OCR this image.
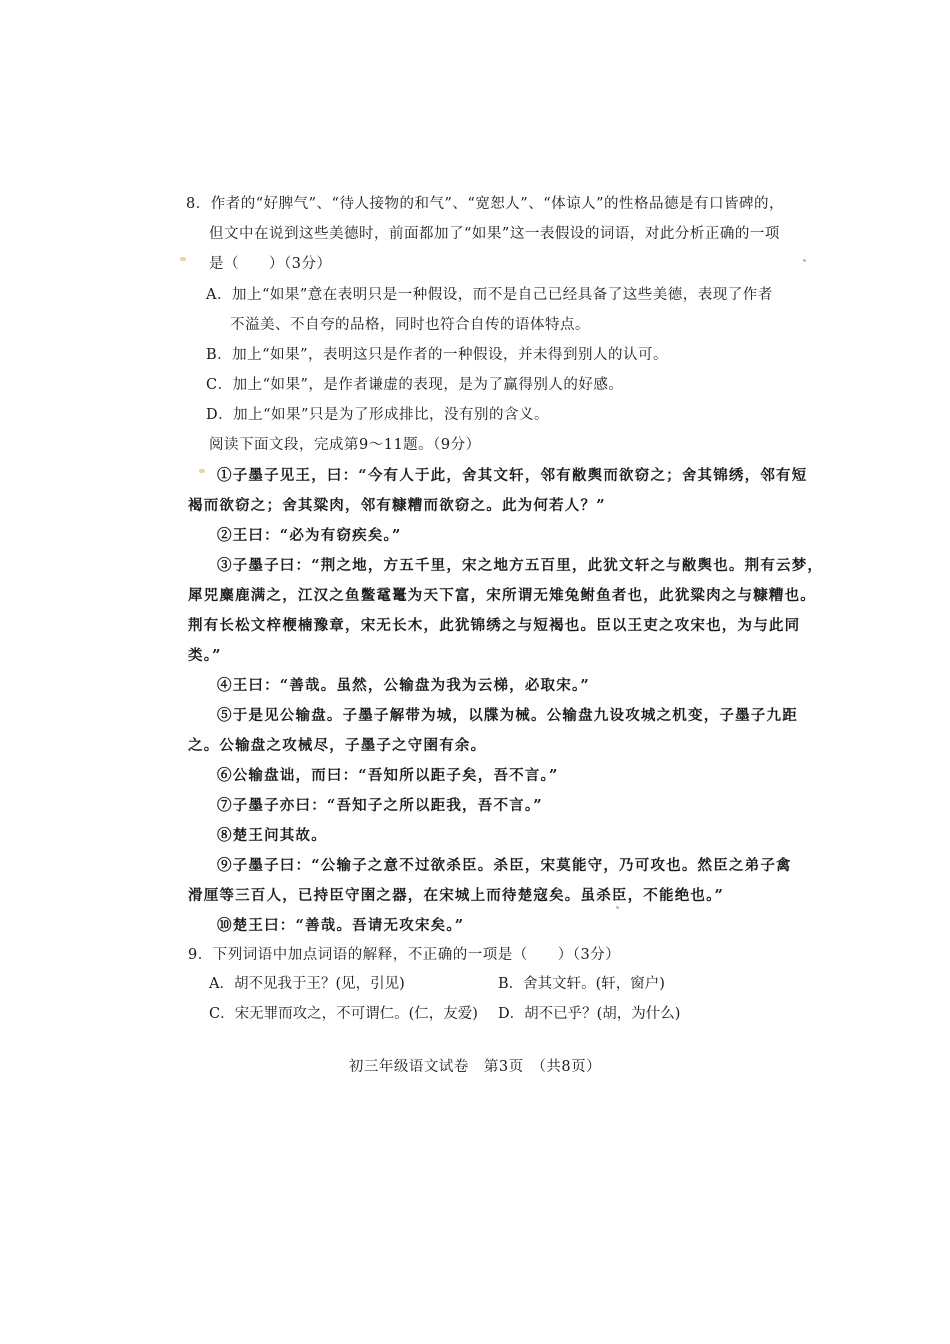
8．作者的“好脾气”、“待人接物的和气”、“宽恕人”、“体谅人”的性格品德是有口皆碑的，
但文中在说到这些美德时，前面都加了“如果”这一表假设的词语，对此分析正确的一项
是（　　）（3分）
A．加上“如果”意在表明只是一种假设，而不是自己已经具备了这些美德，表现了作者
不溢美、不自夸的品格，同时也符合自传的语体特点。
B．加上“如果”，表明这只是作者的一种假设，并未得到别人的认可。
C．加上“如果”，是作者谦虚的表现，是为了赢得别人的好感。
D．加上“如果”只是为了形成排比，没有别的含义。
阅读下面文段，完成第9～11题。（9分）
①子墨子见王，曰：“今有人于此，舍其文轩，邻有敝舆而欲窃之；舍其锦绣，邻有短
褐而欲窃之；舍其粱肉，邻有糠糟而欲窃之。此为何若人？”
②王曰：“必为有窃疾矣。”
③子墨子曰：“荆之地，方五千里，宋之地方五百里，此犹文轩之与敝舆也。荆有云梦，
犀兕麋鹿满之，江汉之鱼鳖鼋鼍为天下富，宋所谓无雉兔鲋鱼者也，此犹粱肉之与糠糟也。
荆有长松文梓楩楠豫章，宋无长木，此犹锦绣之与短褐也。臣以王吏之攻宋也，为与此同
类。”
④王曰：“善哉。虽然，公输盘为我为云梯，必取宋。”
⑤于是见公输盘。子墨子解带为城，以牒为械。公输盘九设攻城之机变，子墨子九距
之。公输盘之攻械尽，子墨子之守圉有余。
⑥公输盘诎，而曰：“吾知所以距子矣，吾不言。”
⑦子墨子亦曰：“吾知子之所以距我，吾不言。”
⑧楚王问其故。
⑨子墨子曰：“公输子之意不过欲杀臣。杀臣，宋莫能守，乃可攻也。然臣之弟子禽
滑厘等三百人，已持臣守圉之器，在宋城上而待楚寇矣。虽杀臣，不能绝也。”
⑩楚王曰：“善哉。吾请无攻宋矣。”
9．下列词语中加点词语的解释，不正确的一项是（　　）（3分）
A．胡不见我于王？(见，引见)	B．舍其文轩。(轩，窗户)
C．宋无罪而攻之，不可谓仁。(仁，友爱) D．胡不已乎？(胡，为什么)
初三年级语文试卷　第3页　（共8页）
-------
→ Set task
Repeat the full listing above exactly, with no pictures in the copy.

→ Solution to the exercise
OCR this image.
8．作者的“好脾气”、“待人接物的和气”、“宽恕人”、“体谅人”的性格品德是有口皆碑的，
但文中在说到这些美德时，前面都加了“如果”这一表假设的词语，对此分析正确的一项
是（　　）（3分）
A．加上“如果”意在表明只是一种假设，而不是自己已经具备了这些美德，表现了作者
不溢美、不自夸的品格，同时也符合自传的语体特点。
B．加上“如果”，表明这只是作者的一种假设，并未得到别人的认可。
C．加上“如果”，是作者谦虚的表现，是为了赢得别人的好感。
D．加上“如果”只是为了形成排比，没有别的含义。
阅读下面文段，完成第9～11题。（9分）
①子墨子见王，曰：“今有人于此，舍其文轩，邻有敝舆而欲窃之；舍其锦绣，邻有短
褐而欲窃之；舍其粱肉，邻有糠糟而欲窃之。此为何若人？”
②王曰：“必为有窃疾矣。”
③子墨子曰：“荆之地，方五千里，宋之地方五百里，此犹文轩之与敝舆也。荆有云梦，
犀兕麋鹿满之，江汉之鱼鳖鼋鼍为天下富，宋所谓无雉兔鲋鱼者也，此犹粱肉之与糠糟也。
荆有长松文梓楩楠豫章，宋无长木，此犹锦绣之与短褐也。臣以王吏之攻宋也，为与此同
类。”
④王曰：“善哉。虽然，公输盘为我为云梯，必取宋。”
⑤于是见公输盘。子墨子解带为城，以牒为械。公输盘九设攻城之机变，子墨子九距
之。公输盘之攻械尽，子墨子之守圉有余。
⑥公输盘诎，而曰：“吾知所以距子矣，吾不言。”
⑦子墨子亦曰：“吾知子之所以距我，吾不言。”
⑧楚王问其故。
⑨子墨子曰：“公输子之意不过欲杀臣。杀臣，宋莫能守，乃可攻也。然臣之弟子禽
滑厘等三百人，已持臣守圉之器，在宋城上而待楚寇矣。虽杀臣，不能绝也。”
⑩楚王曰：“善哉。吾请无攻宋矣。”
9．下列词语中加点词语的解释，不正确的一项是（　　）（3分）
A．胡不见我于王？(见，引见)	B．舍其文轩。(轩，窗户)
C．宋无罪而攻之，不可谓仁。(仁，友爱) D．胡不已乎？(胡，为什么)
初三年级语文试卷　第3页　（共8页）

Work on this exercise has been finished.